## Data in this exercise
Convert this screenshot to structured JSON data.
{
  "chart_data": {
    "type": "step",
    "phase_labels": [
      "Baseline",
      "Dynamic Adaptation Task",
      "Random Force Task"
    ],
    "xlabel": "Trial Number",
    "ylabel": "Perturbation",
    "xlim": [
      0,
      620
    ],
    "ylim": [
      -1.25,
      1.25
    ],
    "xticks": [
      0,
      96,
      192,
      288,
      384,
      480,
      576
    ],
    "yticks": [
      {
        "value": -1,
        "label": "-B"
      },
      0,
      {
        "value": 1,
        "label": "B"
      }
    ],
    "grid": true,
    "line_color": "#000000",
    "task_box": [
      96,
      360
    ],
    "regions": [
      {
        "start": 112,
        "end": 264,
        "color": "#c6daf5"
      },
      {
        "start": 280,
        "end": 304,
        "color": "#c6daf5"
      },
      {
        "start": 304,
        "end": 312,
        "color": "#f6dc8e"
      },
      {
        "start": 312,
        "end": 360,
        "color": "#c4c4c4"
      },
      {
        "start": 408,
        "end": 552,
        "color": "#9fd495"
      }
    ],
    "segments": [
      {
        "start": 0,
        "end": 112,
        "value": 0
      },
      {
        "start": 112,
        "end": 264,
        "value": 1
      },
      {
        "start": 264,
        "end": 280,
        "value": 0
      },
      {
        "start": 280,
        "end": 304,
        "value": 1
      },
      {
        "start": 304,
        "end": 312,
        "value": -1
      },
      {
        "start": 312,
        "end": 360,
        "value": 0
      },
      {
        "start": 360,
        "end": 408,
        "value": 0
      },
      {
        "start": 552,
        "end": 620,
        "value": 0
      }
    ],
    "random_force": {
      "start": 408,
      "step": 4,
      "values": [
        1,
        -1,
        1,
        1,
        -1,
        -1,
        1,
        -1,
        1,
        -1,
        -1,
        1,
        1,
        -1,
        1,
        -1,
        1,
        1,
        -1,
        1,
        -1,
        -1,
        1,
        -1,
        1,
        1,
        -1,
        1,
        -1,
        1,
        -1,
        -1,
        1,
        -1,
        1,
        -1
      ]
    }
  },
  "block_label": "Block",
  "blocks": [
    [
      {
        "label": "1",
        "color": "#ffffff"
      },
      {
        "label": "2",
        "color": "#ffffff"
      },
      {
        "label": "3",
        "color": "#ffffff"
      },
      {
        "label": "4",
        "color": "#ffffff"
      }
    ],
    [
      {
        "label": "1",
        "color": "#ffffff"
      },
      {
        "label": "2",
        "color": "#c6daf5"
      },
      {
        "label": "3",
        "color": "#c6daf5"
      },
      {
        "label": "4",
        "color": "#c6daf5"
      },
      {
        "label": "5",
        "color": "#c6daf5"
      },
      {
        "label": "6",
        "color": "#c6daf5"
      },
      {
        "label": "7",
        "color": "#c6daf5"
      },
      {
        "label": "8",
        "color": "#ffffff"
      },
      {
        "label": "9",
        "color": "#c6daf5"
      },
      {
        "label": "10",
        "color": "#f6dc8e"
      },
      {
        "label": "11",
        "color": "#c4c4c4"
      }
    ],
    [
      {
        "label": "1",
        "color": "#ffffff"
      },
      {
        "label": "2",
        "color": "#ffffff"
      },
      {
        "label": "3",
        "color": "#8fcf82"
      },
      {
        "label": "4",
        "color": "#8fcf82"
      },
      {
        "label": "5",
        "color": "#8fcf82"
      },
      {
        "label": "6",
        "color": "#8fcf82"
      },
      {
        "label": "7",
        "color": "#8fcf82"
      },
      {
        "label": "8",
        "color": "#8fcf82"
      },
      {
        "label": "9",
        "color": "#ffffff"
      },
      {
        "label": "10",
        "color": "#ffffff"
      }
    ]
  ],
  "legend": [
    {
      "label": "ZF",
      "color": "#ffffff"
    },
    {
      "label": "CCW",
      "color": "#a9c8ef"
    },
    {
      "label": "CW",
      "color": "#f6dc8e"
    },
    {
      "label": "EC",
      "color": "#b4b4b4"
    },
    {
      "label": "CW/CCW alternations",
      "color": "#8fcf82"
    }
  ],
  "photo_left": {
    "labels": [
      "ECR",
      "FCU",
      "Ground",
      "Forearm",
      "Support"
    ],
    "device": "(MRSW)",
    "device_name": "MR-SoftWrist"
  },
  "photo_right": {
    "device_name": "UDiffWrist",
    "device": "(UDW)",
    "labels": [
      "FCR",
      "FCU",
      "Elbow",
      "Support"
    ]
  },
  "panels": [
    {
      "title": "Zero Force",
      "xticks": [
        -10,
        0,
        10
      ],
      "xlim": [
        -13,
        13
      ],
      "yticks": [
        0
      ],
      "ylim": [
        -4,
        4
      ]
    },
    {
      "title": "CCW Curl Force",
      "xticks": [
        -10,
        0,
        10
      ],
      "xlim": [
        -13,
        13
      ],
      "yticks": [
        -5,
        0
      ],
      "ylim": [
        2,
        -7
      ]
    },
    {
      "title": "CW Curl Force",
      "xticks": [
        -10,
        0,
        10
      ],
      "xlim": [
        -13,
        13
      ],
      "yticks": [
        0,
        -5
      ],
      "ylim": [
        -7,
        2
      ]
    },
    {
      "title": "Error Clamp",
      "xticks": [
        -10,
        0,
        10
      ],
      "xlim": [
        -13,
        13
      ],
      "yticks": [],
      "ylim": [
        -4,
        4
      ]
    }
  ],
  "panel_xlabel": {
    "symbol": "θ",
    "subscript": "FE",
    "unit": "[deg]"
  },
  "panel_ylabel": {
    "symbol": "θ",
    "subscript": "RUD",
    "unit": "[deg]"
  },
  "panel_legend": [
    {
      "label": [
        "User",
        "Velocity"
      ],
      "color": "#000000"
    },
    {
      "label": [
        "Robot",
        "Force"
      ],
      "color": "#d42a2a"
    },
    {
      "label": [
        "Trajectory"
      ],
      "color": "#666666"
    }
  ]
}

## Task description
Please output the entire listing exactly as it stands.

## Output for this task
Convert this screenshot to structured JSON data.
{
  "chart_data": {
    "type": "step",
    "phase_labels": [
      "Baseline",
      "Dynamic Adaptation Task",
      "Random Force Task"
    ],
    "xlabel": "Trial Number",
    "ylabel": "Perturbation",
    "xlim": [
      0,
      620
    ],
    "ylim": [
      -1.25,
      1.25
    ],
    "xticks": [
      0,
      96,
      192,
      288,
      384,
      480,
      576
    ],
    "yticks": [
      {
        "value": -1,
        "label": "-B"
      },
      0,
      {
        "value": 1,
        "label": "B"
      }
    ],
    "grid": true,
    "line_color": "#000000",
    "task_box": [
      96,
      360
    ],
    "regions": [
      {
        "start": 112,
        "end": 264,
        "color": "#c6daf5"
      },
      {
        "start": 280,
        "end": 304,
        "color": "#c6daf5"
      },
      {
        "start": 304,
        "end": 312,
        "color": "#f6dc8e"
      },
      {
        "start": 312,
        "end": 360,
        "color": "#c4c4c4"
      },
      {
        "start": 408,
        "end": 552,
        "color": "#9fd495"
      }
    ],
    "segments": [
      {
        "start": 0,
        "end": 112,
        "value": 0
      },
      {
        "start": 112,
        "end": 264,
        "value": 1
      },
      {
        "start": 264,
        "end": 280,
        "value": 0
      },
      {
        "start": 280,
        "end": 304,
        "value": 1
      },
      {
        "start": 304,
        "end": 312,
        "value": -1
      },
      {
        "start": 312,
        "end": 360,
        "value": 0
      },
      {
        "start": 360,
        "end": 408,
        "value": 0
      },
      {
        "start": 552,
        "end": 620,
        "value": 0
      }
    ],
    "random_force": {
      "start": 408,
      "step": 4,
      "values": [
        1,
        -1,
        1,
        1,
        -1,
        -1,
        1,
        -1,
        1,
        -1,
        -1,
        1,
        1,
        -1,
        1,
        -1,
        1,
        1,
        -1,
        1,
        -1,
        -1,
        1,
        -1,
        1,
        1,
        -1,
        1,
        -1,
        1,
        -1,
        -1,
        1,
        -1,
        1,
        -1
      ]
    }
  },
  "block_label": "Block",
  "blocks": [
    [
      {
        "label": "1",
        "color": "#ffffff"
      },
      {
        "label": "2",
        "color": "#ffffff"
      },
      {
        "label": "3",
        "color": "#ffffff"
      },
      {
        "label": "4",
        "color": "#ffffff"
      }
    ],
    [
      {
        "label": "1",
        "color": "#ffffff"
      },
      {
        "label": "2",
        "color": "#c6daf5"
      },
      {
        "label": "3",
        "color": "#c6daf5"
      },
      {
        "label": "4",
        "color": "#c6daf5"
      },
      {
        "label": "5",
        "color": "#c6daf5"
      },
      {
        "label": "6",
        "color": "#c6daf5"
      },
      {
        "label": "7",
        "color": "#c6daf5"
      },
      {
        "label": "8",
        "color": "#ffffff"
      },
      {
        "label": "9",
        "color": "#c6daf5"
      },
      {
        "label": "10",
        "color": "#f6dc8e"
      },
      {
        "label": "11",
        "color": "#c4c4c4"
      }
    ],
    [
      {
        "label": "1",
        "color": "#ffffff"
      },
      {
        "label": "2",
        "color": "#ffffff"
      },
      {
        "label": "3",
        "color": "#8fcf82"
      },
      {
        "label": "4",
        "color": "#8fcf82"
      },
      {
        "label": "5",
        "color": "#8fcf82"
      },
      {
        "label": "6",
        "color": "#8fcf82"
      },
      {
        "label": "7",
        "color": "#8fcf82"
      },
      {
        "label": "8",
        "color": "#8fcf82"
      },
      {
        "label": "9",
        "color": "#ffffff"
      },
      {
        "label": "10",
        "color": "#ffffff"
      }
    ]
  ],
  "legend": [
    {
      "label": "ZF",
      "color": "#ffffff"
    },
    {
      "label": "CCW",
      "color": "#a9c8ef"
    },
    {
      "label": "CW",
      "color": "#f6dc8e"
    },
    {
      "label": "EC",
      "color": "#b4b4b4"
    },
    {
      "label": "CW/CCW alternations",
      "color": "#8fcf82"
    }
  ],
  "photo_left": {
    "labels": [
      "ECR",
      "FCU",
      "Ground",
      "Forearm",
      "Support"
    ],
    "device": "(MRSW)",
    "device_name": "MR-SoftWrist"
  },
  "photo_right": {
    "device_name": "UDiffWrist",
    "device": "(UDW)",
    "labels": [
      "FCR",
      "FCU",
      "Elbow",
      "Support"
    ]
  },
  "panels": [
    {
      "title": "Zero Force",
      "xticks": [
        -10,
        0,
        10
      ],
      "xlim": [
        -13,
        13
      ],
      "yticks": [
        0
      ],
      "ylim": [
        -4,
        4
      ]
    },
    {
      "title": "CCW Curl Force",
      "xticks": [
        -10,
        0,
        10
      ],
      "xlim": [
        -13,
        13
      ],
      "yticks": [
        -5,
        0
      ],
      "ylim": [
        2,
        -7
      ]
    },
    {
      "title": "CW Curl Force",
      "xticks": [
        -10,
        0,
        10
      ],
      "xlim": [
        -13,
        13
      ],
      "yticks": [
        0,
        -5
      ],
      "ylim": [
        -7,
        2
      ]
    },
    {
      "title": "Error Clamp",
      "xticks": [
        -10,
        0,
        10
      ],
      "xlim": [
        -13,
        13
      ],
      "yticks": [],
      "ylim": [
        -4,
        4
      ]
    }
  ],
  "panel_xlabel": {
    "symbol": "θ",
    "subscript": "FE",
    "unit": "[deg]"
  },
  "panel_ylabel": {
    "symbol": "θ",
    "subscript": "RUD",
    "unit": "[deg]"
  },
  "panel_legend": [
    {
      "label": [
        "User",
        "Velocity"
      ],
      "color": "#000000"
    },
    {
      "label": [
        "Robot",
        "Force"
      ],
      "color": "#d42a2a"
    },
    {
      "label": [
        "Trajectory"
      ],
      "color": "#666666"
    }
  ]
}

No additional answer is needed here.